• [Short task]
Nothing should be left out: output all of the entries exactly.

★ ★ ★ ★ ★ ★ ★

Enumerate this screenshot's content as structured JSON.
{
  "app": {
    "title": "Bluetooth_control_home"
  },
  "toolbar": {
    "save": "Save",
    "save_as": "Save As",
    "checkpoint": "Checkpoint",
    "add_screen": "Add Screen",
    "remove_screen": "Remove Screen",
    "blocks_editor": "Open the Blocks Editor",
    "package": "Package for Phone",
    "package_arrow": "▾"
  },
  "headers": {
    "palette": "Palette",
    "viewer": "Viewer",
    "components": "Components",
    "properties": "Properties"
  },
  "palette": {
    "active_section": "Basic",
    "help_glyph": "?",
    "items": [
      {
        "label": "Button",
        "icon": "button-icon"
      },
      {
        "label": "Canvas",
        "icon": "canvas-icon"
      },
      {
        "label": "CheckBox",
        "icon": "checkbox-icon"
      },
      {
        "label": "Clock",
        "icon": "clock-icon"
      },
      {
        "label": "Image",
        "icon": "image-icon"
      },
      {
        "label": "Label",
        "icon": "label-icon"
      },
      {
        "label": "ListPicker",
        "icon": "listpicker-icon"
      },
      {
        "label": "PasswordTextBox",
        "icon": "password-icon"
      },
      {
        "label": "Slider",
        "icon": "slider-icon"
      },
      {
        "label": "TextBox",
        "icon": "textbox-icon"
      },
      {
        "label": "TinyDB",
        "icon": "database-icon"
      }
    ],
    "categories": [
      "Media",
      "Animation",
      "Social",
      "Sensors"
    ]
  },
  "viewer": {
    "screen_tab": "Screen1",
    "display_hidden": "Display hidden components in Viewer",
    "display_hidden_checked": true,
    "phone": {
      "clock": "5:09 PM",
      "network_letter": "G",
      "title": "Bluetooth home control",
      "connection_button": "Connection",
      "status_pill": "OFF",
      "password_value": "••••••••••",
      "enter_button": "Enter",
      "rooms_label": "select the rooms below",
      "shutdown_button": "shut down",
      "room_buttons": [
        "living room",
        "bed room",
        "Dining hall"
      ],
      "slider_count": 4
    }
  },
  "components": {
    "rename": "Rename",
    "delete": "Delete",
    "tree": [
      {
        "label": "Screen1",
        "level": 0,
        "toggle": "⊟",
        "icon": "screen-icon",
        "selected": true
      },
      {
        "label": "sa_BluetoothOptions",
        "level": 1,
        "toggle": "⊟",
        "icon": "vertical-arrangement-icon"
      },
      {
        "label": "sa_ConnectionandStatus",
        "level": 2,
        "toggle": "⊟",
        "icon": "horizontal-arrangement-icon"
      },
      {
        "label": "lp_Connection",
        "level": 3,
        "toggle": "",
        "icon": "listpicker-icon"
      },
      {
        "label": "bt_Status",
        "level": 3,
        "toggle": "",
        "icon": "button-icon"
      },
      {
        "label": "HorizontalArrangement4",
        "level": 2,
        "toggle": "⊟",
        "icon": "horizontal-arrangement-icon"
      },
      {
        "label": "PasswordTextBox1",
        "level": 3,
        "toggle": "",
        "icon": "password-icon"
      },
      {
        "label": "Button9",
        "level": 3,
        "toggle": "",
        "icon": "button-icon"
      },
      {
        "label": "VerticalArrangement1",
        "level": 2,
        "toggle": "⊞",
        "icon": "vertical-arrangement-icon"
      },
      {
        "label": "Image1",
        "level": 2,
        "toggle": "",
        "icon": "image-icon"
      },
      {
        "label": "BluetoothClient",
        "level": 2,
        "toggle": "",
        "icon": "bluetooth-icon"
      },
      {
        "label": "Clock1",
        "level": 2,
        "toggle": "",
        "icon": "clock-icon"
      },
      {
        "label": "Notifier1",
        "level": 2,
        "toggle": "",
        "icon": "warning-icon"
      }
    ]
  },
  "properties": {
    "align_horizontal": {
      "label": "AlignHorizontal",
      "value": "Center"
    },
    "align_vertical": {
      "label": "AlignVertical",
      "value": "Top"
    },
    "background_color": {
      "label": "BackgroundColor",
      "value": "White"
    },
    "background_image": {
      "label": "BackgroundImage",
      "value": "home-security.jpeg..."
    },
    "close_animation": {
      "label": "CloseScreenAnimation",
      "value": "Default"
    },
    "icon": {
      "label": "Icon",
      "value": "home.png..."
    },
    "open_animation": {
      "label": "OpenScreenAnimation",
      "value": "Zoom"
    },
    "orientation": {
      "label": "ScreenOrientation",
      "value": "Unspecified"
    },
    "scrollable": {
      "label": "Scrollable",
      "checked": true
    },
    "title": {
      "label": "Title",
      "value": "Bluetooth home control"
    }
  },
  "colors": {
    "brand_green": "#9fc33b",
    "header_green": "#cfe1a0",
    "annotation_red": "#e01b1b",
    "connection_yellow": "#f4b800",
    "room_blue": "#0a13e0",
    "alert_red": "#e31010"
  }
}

★ ★ ★ ★ ★ ★ ★

• [Solution to this task]
Enumerate this screenshot's content as structured JSON.
{
  "app": {
    "title": "Bluetooth_control_home"
  },
  "toolbar": {
    "save": "Save",
    "save_as": "Save As",
    "checkpoint": "Checkpoint",
    "add_screen": "Add Screen",
    "remove_screen": "Remove Screen",
    "blocks_editor": "Open the Blocks Editor",
    "package": "Package for Phone",
    "package_arrow": "▾"
  },
  "headers": {
    "palette": "Palette",
    "viewer": "Viewer",
    "components": "Components",
    "properties": "Properties"
  },
  "palette": {
    "active_section": "Basic",
    "help_glyph": "?",
    "items": [
      {
        "label": "Button",
        "icon": "button-icon"
      },
      {
        "label": "Canvas",
        "icon": "canvas-icon"
      },
      {
        "label": "CheckBox",
        "icon": "checkbox-icon"
      },
      {
        "label": "Clock",
        "icon": "clock-icon"
      },
      {
        "label": "Image",
        "icon": "image-icon"
      },
      {
        "label": "Label",
        "icon": "label-icon"
      },
      {
        "label": "ListPicker",
        "icon": "listpicker-icon"
      },
      {
        "label": "PasswordTextBox",
        "icon": "password-icon"
      },
      {
        "label": "Slider",
        "icon": "slider-icon"
      },
      {
        "label": "TextBox",
        "icon": "textbox-icon"
      },
      {
        "label": "TinyDB",
        "icon": "database-icon"
      }
    ],
    "categories": [
      "Media",
      "Animation",
      "Social",
      "Sensors"
    ]
  },
  "viewer": {
    "screen_tab": "Screen1",
    "display_hidden": "Display hidden components in Viewer",
    "display_hidden_checked": true,
    "phone": {
      "clock": "5:09 PM",
      "network_letter": "G",
      "title": "Bluetooth home control",
      "connection_button": "Connection",
      "status_pill": "OFF",
      "password_value": "••••••••••",
      "enter_button": "Enter",
      "rooms_label": "select the rooms below",
      "shutdown_button": "shut down",
      "room_buttons": [
        "living room",
        "bed room",
        "Dining hall"
      ],
      "slider_count": 4
    }
  },
  "components": {
    "rename": "Rename",
    "delete": "Delete",
    "tree": [
      {
        "label": "Screen1",
        "level": 0,
        "toggle": "⊟",
        "icon": "screen-icon",
        "selected": true
      },
      {
        "label": "sa_BluetoothOptions",
        "level": 1,
        "toggle": "⊟",
        "icon": "vertical-arrangement-icon"
      },
      {
        "label": "sa_ConnectionandStatus",
        "level": 2,
        "toggle": "⊟",
        "icon": "horizontal-arrangement-icon"
      },
      {
        "label": "lp_Connection",
        "level": 3,
        "toggle": "",
        "icon": "listpicker-icon"
      },
      {
        "label": "bt_Status",
        "level": 3,
        "toggle": "",
        "icon": "button-icon"
      },
      {
        "label": "HorizontalArrangement4",
        "level": 2,
        "toggle": "⊟",
        "icon": "horizontal-arrangement-icon"
      },
      {
        "label": "PasswordTextBox1",
        "level": 3,
        "toggle": "",
        "icon": "password-icon"
      },
      {
        "label": "Button9",
        "level": 3,
        "toggle": "",
        "icon": "button-icon"
      },
      {
        "label": "VerticalArrangement1",
        "level": 2,
        "toggle": "⊞",
        "icon": "vertical-arrangement-icon"
      },
      {
        "label": "Image1",
        "level": 2,
        "toggle": "",
        "icon": "image-icon"
      },
      {
        "label": "BluetoothClient",
        "level": 2,
        "toggle": "",
        "icon": "bluetooth-icon"
      },
      {
        "label": "Clock1",
        "level": 2,
        "toggle": "",
        "icon": "clock-icon"
      },
      {
        "label": "Notifier1",
        "level": 2,
        "toggle": "",
        "icon": "warning-icon"
      }
    ]
  },
  "properties": {
    "align_horizontal": {
      "label": "AlignHorizontal",
      "value": "Center"
    },
    "align_vertical": {
      "label": "AlignVertical",
      "value": "Top"
    },
    "background_color": {
      "label": "BackgroundColor",
      "value": "White"
    },
    "background_image": {
      "label": "BackgroundImage",
      "value": "home-security.jpeg..."
    },
    "close_animation": {
      "label": "CloseScreenAnimation",
      "value": "Default"
    },
    "icon": {
      "label": "Icon",
      "value": "home.png..."
    },
    "open_animation": {
      "label": "OpenScreenAnimation",
      "value": "Zoom"
    },
    "orientation": {
      "label": "ScreenOrientation",
      "value": "Unspecified"
    },
    "scrollable": {
      "label": "Scrollable",
      "checked": true
    },
    "title": {
      "label": "Title",
      "value": "Bluetooth home control"
    }
  },
  "colors": {
    "brand_green": "#9fc33b",
    "header_green": "#cfe1a0",
    "annotation_red": "#e01b1b",
    "connection_yellow": "#f4b800",
    "room_blue": "#0a13e0",
    "alert_red": "#e31010"
  }
}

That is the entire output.